PROBLEM STATEMENT:
Your task is to filter the data below down to the lines holding "Boomers".

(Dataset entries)

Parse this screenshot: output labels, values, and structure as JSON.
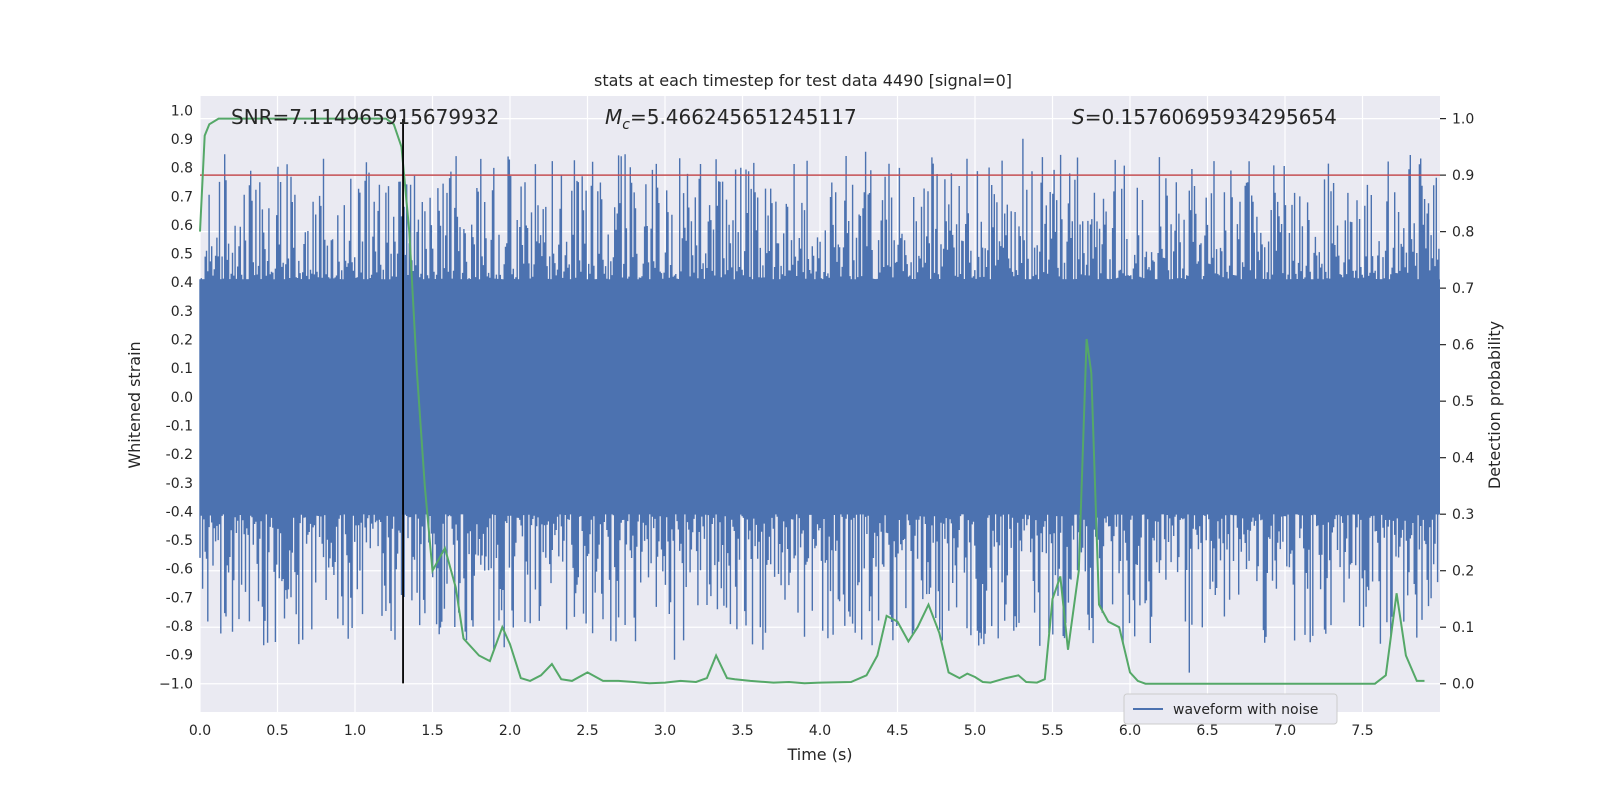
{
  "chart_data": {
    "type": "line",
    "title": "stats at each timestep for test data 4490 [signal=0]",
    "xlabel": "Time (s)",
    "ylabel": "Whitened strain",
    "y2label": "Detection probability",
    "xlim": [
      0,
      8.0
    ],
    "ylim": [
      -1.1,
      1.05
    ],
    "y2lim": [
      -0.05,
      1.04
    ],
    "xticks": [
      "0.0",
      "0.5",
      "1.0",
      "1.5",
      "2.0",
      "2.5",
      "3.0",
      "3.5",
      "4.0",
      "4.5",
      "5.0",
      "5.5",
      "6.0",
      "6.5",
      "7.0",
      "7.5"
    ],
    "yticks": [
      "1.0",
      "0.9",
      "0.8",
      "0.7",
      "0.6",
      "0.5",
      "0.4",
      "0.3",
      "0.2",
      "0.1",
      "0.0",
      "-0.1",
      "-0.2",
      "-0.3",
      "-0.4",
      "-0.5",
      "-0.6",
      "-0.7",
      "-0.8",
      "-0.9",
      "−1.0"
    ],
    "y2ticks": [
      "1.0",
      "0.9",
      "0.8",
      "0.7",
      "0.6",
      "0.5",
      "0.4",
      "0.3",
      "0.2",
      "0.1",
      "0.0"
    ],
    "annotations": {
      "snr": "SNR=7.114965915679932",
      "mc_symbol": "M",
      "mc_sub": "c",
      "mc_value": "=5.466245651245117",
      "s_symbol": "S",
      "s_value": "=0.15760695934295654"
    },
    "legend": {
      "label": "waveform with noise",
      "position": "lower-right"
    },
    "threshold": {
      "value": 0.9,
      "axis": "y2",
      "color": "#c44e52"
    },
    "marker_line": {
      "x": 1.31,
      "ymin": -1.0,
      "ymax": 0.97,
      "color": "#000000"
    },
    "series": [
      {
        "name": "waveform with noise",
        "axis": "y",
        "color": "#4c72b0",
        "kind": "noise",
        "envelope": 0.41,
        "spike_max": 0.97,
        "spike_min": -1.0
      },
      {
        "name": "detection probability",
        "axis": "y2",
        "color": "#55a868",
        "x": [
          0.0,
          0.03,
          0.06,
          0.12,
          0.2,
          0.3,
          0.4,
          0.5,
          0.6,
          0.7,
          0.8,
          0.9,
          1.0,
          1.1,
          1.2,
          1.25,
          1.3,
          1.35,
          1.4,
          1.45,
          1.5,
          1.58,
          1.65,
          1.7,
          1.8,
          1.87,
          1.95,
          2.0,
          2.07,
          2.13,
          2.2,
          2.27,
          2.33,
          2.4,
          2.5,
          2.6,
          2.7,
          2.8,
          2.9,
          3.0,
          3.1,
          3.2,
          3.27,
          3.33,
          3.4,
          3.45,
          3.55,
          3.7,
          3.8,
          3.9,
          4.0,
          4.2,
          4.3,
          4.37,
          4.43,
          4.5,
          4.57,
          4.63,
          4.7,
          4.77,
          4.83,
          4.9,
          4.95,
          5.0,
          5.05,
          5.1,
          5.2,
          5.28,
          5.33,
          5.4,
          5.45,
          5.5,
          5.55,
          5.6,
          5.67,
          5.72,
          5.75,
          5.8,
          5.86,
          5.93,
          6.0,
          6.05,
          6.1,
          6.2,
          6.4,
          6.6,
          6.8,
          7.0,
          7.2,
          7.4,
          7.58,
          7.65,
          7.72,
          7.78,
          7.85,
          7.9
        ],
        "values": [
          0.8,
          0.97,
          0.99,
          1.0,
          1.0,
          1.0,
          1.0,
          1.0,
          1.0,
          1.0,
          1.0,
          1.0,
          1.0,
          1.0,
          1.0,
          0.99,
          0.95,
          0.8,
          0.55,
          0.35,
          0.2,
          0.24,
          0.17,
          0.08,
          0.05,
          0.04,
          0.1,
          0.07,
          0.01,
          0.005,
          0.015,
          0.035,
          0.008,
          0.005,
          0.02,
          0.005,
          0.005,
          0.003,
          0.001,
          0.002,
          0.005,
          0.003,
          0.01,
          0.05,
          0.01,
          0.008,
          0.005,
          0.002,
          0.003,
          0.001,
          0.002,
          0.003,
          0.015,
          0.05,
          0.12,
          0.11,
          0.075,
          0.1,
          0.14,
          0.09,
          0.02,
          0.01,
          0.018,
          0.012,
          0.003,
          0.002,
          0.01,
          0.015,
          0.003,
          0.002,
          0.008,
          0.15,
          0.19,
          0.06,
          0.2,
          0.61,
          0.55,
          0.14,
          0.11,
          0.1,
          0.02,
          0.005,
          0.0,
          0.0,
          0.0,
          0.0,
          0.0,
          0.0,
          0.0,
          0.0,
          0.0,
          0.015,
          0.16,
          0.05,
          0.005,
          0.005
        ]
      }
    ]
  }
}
---
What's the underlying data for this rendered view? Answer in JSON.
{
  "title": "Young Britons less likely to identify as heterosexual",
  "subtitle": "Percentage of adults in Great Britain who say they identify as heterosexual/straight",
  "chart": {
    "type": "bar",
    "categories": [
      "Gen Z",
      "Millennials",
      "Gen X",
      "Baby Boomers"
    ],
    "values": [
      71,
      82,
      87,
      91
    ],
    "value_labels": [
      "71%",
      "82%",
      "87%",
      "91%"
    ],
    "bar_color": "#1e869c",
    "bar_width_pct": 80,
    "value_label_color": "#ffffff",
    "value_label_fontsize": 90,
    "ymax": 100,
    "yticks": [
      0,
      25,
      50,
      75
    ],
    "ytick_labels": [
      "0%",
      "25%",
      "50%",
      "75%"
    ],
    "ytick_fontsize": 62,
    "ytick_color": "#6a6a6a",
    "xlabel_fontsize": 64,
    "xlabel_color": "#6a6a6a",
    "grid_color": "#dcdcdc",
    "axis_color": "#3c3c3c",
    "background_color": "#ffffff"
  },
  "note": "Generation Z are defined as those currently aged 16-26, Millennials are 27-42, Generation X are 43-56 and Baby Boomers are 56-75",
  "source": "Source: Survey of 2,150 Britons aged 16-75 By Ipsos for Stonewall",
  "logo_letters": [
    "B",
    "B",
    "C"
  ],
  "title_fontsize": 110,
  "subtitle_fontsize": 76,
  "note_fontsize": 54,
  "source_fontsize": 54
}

IN RESPONSE:
      "Baby Boomers"
  "note": "Generation Z are defined as those currently aged 16-26, Millennials are 27-42, Generation X are 43-56 and Baby Boomers are 56-75",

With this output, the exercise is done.